→ **YOUR GOAL**: Work out the number of lines with the word "icon" in the material below, then reply with that number only.

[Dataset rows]
* * * *

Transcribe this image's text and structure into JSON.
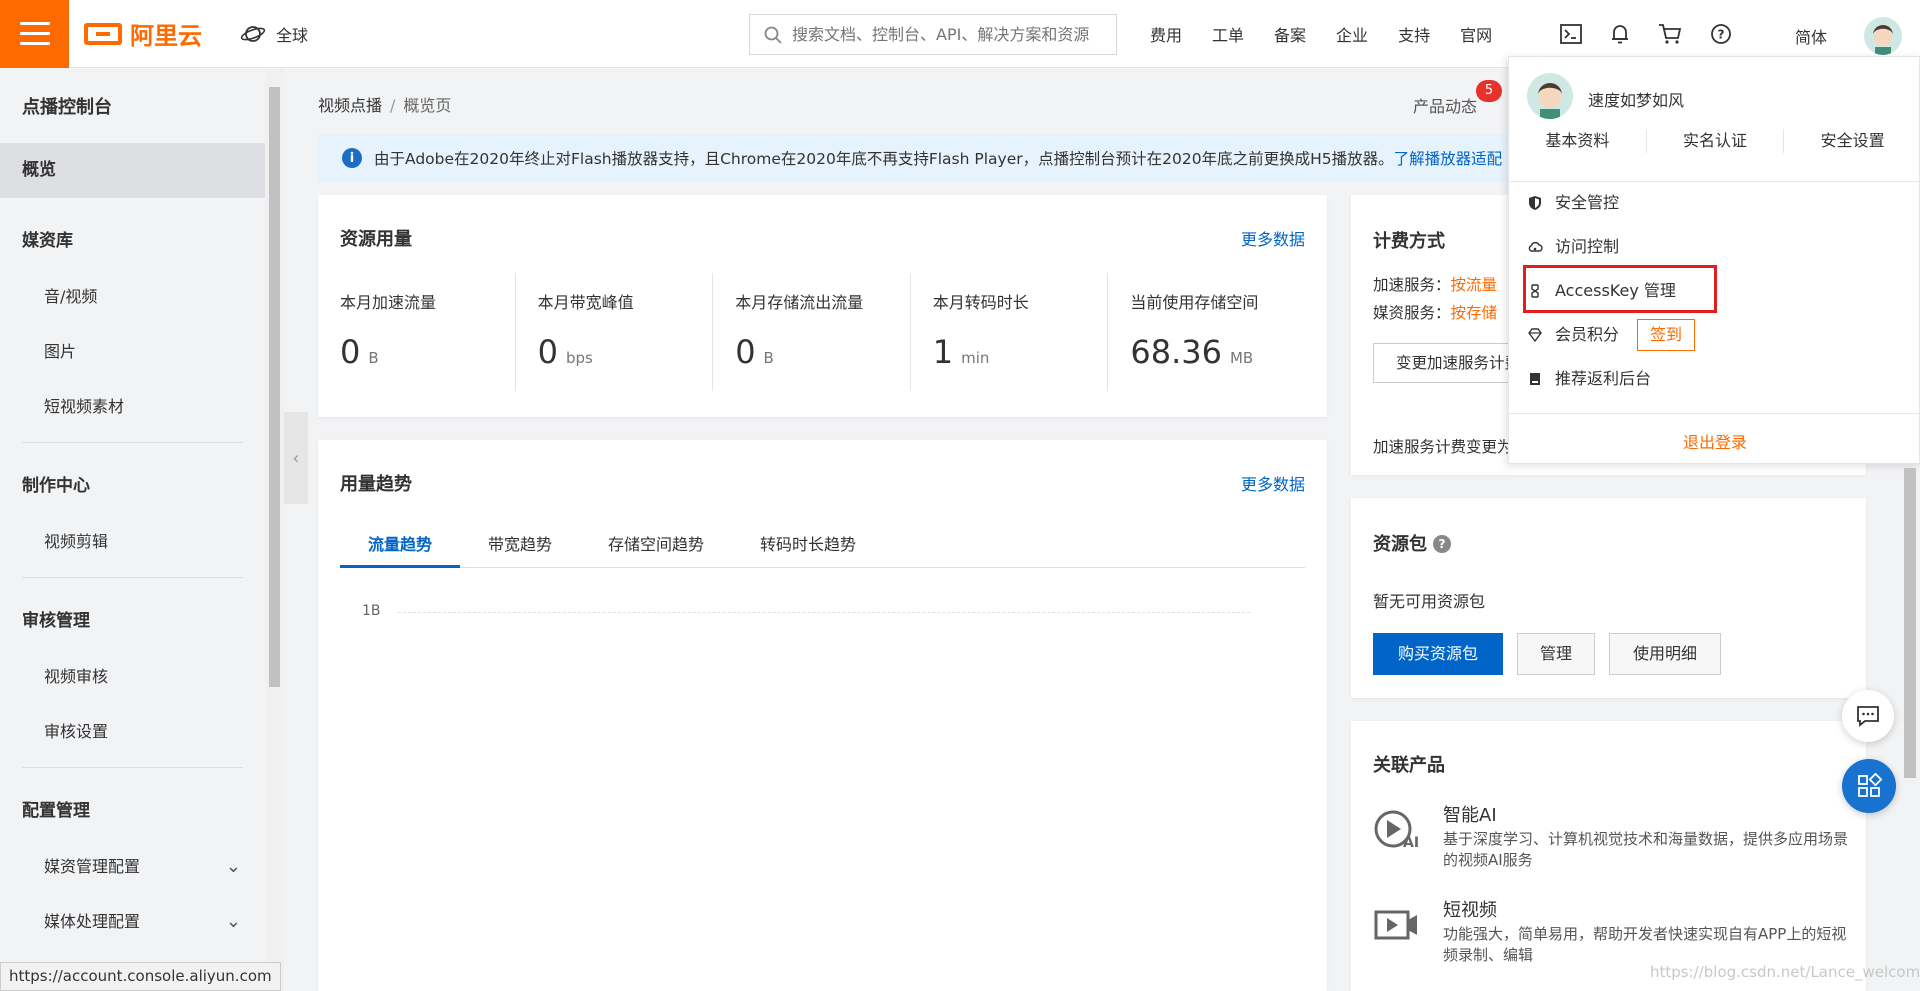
{
  "topbar": {
    "logo_text": "阿里云",
    "region": "全球",
    "search_placeholder": "搜索文档、控制台、API、解决方案和资源",
    "nav": [
      "费用",
      "工单",
      "备案",
      "企业",
      "支持",
      "官网"
    ],
    "lang": "简体"
  },
  "sidebar": {
    "title": "点播控制台",
    "active_item": "概览",
    "sections": [
      {
        "label": "媒资库",
        "items": [
          "音/视频",
          "图片",
          "短视频素材"
        ]
      },
      {
        "label": "制作中心",
        "items": [
          "视频剪辑"
        ]
      },
      {
        "label": "审核管理",
        "items": [
          "视频审核",
          "审核设置"
        ]
      },
      {
        "label": "配置管理",
        "items": [
          "媒资管理配置",
          "媒体处理配置"
        ]
      }
    ]
  },
  "status_url": "https://account.console.aliyun.com",
  "breadcrumb": {
    "root": "视频点播",
    "current": "概览页"
  },
  "product_news": {
    "label": "产品动态",
    "count": "5"
  },
  "notice": {
    "text": "由于Adobe在2020年终止对Flash播放器支持，且Chrome在2020年底不再支持Flash Player，点播控制台预计在2020年底之前更换成H5播放器。",
    "link": "了解播放器适配"
  },
  "usage": {
    "title": "资源用量",
    "more": "更多数据",
    "metrics": [
      {
        "label": "本月加速流量",
        "value": "0",
        "unit": "B"
      },
      {
        "label": "本月带宽峰值",
        "value": "0",
        "unit": "bps"
      },
      {
        "label": "本月存储流出流量",
        "value": "0",
        "unit": "B"
      },
      {
        "label": "本月转码时长",
        "value": "1",
        "unit": "min"
      },
      {
        "label": "当前使用存储空间",
        "value": "68.36",
        "unit": "MB"
      }
    ]
  },
  "trend": {
    "title": "用量趋势",
    "more": "更多数据",
    "tabs": [
      "流量趋势",
      "带宽趋势",
      "存储空间趋势",
      "转码时长趋势"
    ],
    "axis_label": "1B"
  },
  "billing": {
    "title": "计费方式",
    "rows": [
      {
        "label": "加速服务：",
        "value": "按流量"
      },
      {
        "label": "媒资服务：",
        "value": "按存储"
      }
    ],
    "change_button": "变更加速服务计费方式",
    "footer": "加速服务计费变更为"
  },
  "package": {
    "title": "资源包",
    "help": "?",
    "empty": "暂无可用资源包",
    "buy": "购买资源包",
    "manage": "管理",
    "details": "使用明细"
  },
  "related": {
    "title": "关联产品",
    "items": [
      {
        "name": "智能AI",
        "desc": "基于深度学习、计算机视觉技术和海量数据，提供多应用场景的视频AI服务",
        "icon": "ai-play-icon"
      },
      {
        "name": "短视频",
        "desc": "功能强大，简单易用，帮助开发者快速实现自有APP上的短视频录制、编辑",
        "icon": "short-video-icon"
      }
    ]
  },
  "dropdown": {
    "username": "速度如梦如风",
    "links": [
      "基本资料",
      "实名认证",
      "安全设置"
    ],
    "items": [
      {
        "label": "安全管控",
        "icon": "shield-icon"
      },
      {
        "label": "访问控制",
        "icon": "cloud-icon"
      },
      {
        "label": "AccessKey 管理",
        "icon": "key-icon"
      },
      {
        "label": "会员积分",
        "icon": "diamond-icon"
      },
      {
        "label": "推荐返利后台",
        "icon": "book-icon"
      }
    ],
    "signin": "签到",
    "logout": "退出登录"
  },
  "watermark": "https://blog.csdn.net/Lance_welcome",
  "colors": {
    "brand": "#ff6a00",
    "link": "#0064c8",
    "highlight": "#e0201f"
  }
}
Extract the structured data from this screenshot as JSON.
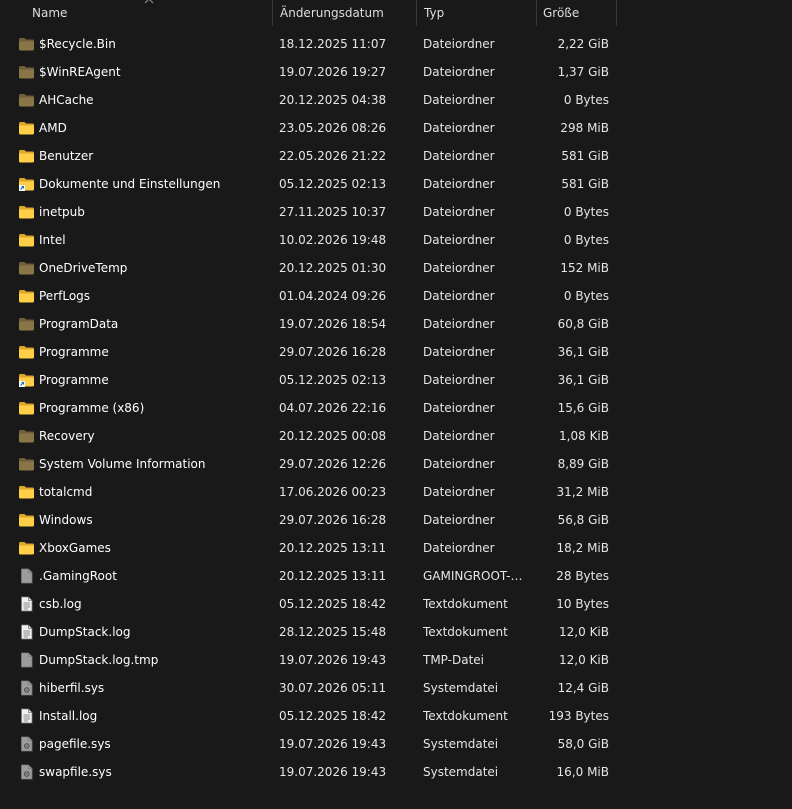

* * * *

→ **THE COMPLETED TASK**: 7